* [Work to be completed]
Find the word "this" in the records below. List each line containing it.
[BEGIN Records for the task]
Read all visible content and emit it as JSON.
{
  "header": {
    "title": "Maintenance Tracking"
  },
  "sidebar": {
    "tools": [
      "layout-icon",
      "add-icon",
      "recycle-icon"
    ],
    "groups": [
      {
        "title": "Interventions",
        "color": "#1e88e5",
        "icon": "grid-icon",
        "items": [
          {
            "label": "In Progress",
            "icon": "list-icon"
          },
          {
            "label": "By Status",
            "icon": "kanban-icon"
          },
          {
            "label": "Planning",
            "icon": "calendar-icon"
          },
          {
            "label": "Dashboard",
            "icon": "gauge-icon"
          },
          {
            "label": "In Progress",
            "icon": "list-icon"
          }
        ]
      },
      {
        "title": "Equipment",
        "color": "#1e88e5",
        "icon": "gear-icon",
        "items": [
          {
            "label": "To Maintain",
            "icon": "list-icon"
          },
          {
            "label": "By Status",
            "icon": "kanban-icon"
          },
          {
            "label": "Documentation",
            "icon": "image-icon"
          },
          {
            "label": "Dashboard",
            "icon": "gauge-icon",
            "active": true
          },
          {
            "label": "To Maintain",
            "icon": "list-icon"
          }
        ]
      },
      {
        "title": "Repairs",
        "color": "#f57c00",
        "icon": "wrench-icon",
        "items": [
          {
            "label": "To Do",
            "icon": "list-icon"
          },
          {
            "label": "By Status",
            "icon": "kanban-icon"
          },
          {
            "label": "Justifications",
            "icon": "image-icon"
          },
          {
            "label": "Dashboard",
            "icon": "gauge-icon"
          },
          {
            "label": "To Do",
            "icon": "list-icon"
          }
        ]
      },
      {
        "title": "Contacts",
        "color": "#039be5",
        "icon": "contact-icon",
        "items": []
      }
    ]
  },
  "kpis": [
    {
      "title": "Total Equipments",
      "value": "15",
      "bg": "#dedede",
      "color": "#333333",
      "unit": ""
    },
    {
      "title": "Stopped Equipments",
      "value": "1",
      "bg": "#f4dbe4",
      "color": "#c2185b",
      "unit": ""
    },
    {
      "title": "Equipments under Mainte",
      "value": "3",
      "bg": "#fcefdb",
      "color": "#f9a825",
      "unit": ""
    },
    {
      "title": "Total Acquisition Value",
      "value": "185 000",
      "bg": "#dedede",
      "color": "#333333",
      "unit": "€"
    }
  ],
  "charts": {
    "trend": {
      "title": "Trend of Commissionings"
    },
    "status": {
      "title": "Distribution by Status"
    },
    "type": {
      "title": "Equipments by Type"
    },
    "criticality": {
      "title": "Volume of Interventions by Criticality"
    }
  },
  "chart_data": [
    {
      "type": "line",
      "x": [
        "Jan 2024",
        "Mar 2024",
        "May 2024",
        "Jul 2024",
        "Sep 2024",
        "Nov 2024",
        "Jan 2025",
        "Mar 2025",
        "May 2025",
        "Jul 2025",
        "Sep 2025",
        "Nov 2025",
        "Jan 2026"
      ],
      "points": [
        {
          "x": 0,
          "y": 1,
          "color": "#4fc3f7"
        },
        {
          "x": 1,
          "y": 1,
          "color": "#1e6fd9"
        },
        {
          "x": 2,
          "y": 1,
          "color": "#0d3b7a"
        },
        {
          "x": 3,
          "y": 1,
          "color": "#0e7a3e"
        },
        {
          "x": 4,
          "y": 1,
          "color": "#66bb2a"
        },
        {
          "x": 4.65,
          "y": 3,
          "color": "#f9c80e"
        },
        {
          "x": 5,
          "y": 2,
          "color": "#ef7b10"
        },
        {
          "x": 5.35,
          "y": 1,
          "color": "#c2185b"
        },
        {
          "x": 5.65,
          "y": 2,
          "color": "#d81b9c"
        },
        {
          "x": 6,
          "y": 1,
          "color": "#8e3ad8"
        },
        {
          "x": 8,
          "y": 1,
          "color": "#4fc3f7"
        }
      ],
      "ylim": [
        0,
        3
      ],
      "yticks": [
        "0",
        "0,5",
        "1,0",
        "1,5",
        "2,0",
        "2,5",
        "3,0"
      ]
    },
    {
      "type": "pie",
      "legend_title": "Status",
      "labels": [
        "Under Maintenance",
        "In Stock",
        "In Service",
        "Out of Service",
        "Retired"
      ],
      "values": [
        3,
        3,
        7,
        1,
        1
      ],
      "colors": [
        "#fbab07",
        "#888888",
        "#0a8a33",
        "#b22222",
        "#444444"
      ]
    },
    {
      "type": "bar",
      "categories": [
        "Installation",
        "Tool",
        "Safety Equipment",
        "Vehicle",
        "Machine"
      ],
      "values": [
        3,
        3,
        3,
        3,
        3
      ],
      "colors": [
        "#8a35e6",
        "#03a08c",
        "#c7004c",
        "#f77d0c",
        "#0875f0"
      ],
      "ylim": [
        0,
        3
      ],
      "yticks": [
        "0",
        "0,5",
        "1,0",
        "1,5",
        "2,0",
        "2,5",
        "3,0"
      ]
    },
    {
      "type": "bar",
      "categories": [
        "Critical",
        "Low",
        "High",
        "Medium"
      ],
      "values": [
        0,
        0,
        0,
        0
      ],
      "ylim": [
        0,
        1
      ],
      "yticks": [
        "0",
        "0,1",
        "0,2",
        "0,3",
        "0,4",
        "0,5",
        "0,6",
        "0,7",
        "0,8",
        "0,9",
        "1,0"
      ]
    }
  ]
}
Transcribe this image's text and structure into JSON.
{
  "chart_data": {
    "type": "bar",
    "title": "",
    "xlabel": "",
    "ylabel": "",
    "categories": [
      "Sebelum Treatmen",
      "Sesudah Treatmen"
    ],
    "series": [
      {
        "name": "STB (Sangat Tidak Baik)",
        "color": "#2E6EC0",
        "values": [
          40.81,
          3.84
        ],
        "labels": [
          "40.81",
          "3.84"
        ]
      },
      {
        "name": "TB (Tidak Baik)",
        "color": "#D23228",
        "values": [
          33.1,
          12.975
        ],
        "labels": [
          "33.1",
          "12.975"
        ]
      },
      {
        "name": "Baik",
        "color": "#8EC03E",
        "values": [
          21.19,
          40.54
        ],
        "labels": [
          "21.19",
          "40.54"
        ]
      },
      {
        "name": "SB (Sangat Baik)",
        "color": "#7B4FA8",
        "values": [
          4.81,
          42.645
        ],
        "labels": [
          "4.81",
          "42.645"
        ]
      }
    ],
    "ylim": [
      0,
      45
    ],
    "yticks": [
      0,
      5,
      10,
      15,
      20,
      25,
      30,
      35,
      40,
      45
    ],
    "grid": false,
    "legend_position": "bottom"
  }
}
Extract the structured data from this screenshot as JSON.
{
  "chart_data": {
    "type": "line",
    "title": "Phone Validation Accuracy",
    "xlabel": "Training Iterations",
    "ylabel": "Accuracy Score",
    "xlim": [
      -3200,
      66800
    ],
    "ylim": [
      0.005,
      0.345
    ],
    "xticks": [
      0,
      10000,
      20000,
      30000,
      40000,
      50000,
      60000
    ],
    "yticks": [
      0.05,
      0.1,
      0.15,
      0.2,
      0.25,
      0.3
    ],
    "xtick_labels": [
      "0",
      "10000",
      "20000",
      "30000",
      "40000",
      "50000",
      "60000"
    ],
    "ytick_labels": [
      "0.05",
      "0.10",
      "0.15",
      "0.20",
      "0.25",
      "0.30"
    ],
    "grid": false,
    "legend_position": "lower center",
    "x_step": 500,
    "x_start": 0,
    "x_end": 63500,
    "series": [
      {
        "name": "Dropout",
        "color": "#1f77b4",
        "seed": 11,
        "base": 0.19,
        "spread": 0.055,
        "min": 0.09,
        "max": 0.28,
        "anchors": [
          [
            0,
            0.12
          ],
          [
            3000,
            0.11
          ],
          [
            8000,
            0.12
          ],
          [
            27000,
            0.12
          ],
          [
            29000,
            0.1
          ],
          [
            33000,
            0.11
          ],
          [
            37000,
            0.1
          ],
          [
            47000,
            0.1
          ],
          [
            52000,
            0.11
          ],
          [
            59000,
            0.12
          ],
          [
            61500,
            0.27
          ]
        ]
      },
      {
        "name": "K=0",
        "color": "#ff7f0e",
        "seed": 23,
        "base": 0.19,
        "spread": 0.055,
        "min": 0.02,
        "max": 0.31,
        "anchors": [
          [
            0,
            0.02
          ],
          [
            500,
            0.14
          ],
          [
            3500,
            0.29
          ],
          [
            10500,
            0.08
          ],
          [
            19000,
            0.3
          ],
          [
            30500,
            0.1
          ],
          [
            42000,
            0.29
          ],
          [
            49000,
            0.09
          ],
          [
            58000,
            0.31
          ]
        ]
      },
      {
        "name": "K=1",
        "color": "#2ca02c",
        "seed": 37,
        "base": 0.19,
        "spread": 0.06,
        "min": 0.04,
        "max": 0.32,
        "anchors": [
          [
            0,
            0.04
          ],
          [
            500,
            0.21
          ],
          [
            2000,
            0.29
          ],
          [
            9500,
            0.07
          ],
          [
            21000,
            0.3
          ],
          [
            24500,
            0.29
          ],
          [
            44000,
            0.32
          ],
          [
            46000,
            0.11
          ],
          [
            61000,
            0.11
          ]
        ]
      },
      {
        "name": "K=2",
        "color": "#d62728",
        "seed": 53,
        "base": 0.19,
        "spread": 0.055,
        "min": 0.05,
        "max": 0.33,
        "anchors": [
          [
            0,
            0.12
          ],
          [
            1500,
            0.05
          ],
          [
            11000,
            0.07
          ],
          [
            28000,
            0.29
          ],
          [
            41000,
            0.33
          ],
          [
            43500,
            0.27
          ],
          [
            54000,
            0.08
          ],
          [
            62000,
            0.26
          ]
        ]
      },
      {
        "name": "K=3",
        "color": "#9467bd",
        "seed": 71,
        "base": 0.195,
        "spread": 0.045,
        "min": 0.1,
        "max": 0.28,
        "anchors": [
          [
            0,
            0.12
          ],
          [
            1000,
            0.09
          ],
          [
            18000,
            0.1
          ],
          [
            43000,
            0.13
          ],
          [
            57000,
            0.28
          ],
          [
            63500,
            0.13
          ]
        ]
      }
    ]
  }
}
[END Records for the task]
* [Reply to the exercise]
Transcribe this image's text and structure into JSON.
Extract the structured data from this screenshot as JSON.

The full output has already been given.